Records contained in a dataset:
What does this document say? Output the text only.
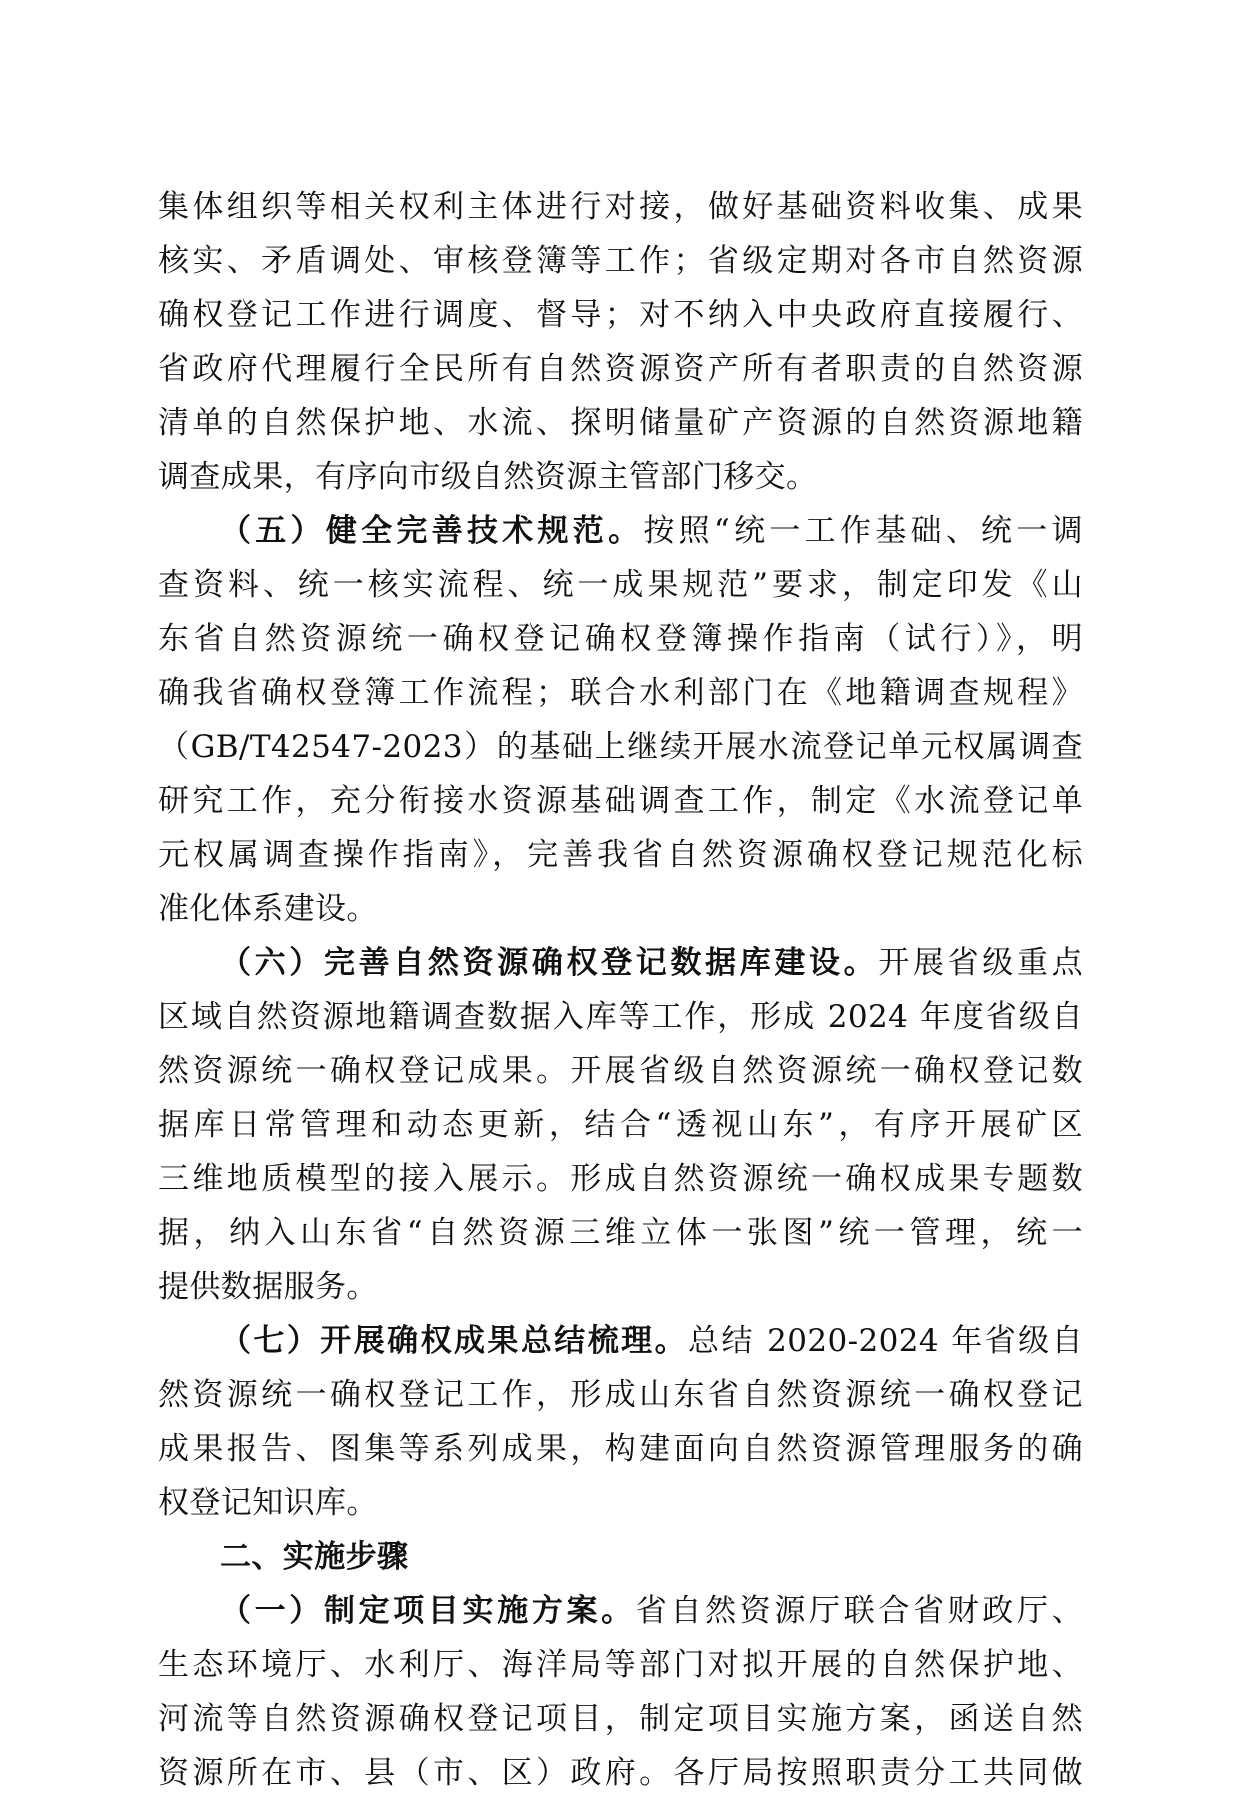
集体组织等相关权利主体进行对接，做好基础资料收集、成果
核实、矛盾调处、审核登簿等工作；省级定期对各市自然资源
确权登记工作进行调度、督导；对不纳入中央政府直接履行、
省政府代理履行全民所有自然资源资产所有者职责的自然资源
清单的自然保护地、水流、探明储量矿产资源的自然资源地籍
调查成果，有序向市级自然资源主管部门移交。
（五）健全完善技术规范。按照“统一工作基础、统一调
查资料、统一核实流程、统一成果规范”要求，制定印发《山
东省自然资源统一确权登记确权登簿操作指南（试行）》，明
确我省确权登簿工作流程；联合水利部门在《地籍调查规程》
（GB/T42547-2023）的基础上继续开展水流登记单元权属调查
研究工作，充分衔接水资源基础调查工作，制定《水流登记单
元权属调查操作指南》，完善我省自然资源确权登记规范化标
准化体系建设。
（六）完善自然资源确权登记数据库建设。开展省级重点
区域自然资源地籍调查数据入库等工作，形成 2024 年度省级自
然资源统一确权登记成果。开展省级自然资源统一确权登记数
据库日常管理和动态更新，结合“透视山东”，有序开展矿区
三维地质模型的接入展示。形成自然资源统一确权成果专题数
据，纳入山东省“自然资源三维立体一张图”统一管理，统一
提供数据服务。
（七）开展确权成果总结梳理。总结 2020-2024 年省级自
然资源统一确权登记工作，形成山东省自然资源统一确权登记
成果报告、图集等系列成果，构建面向自然资源管理服务的确
权登记知识库。
二、实施步骤
（一）制定项目实施方案。省自然资源厅联合省财政厅、
生态环境厅、水利厅、海洋局等部门对拟开展的自然保护地、
河流等自然资源确权登记项目，制定项目实施方案，函送自然
资源所在市、县（市、区）政府。各厅局按照职责分工共同做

REQUIRED TASK: Only the number is wanted: how many lines of the data contain the word "制定项目实施方案"?

THE COMPLETED TASK: 2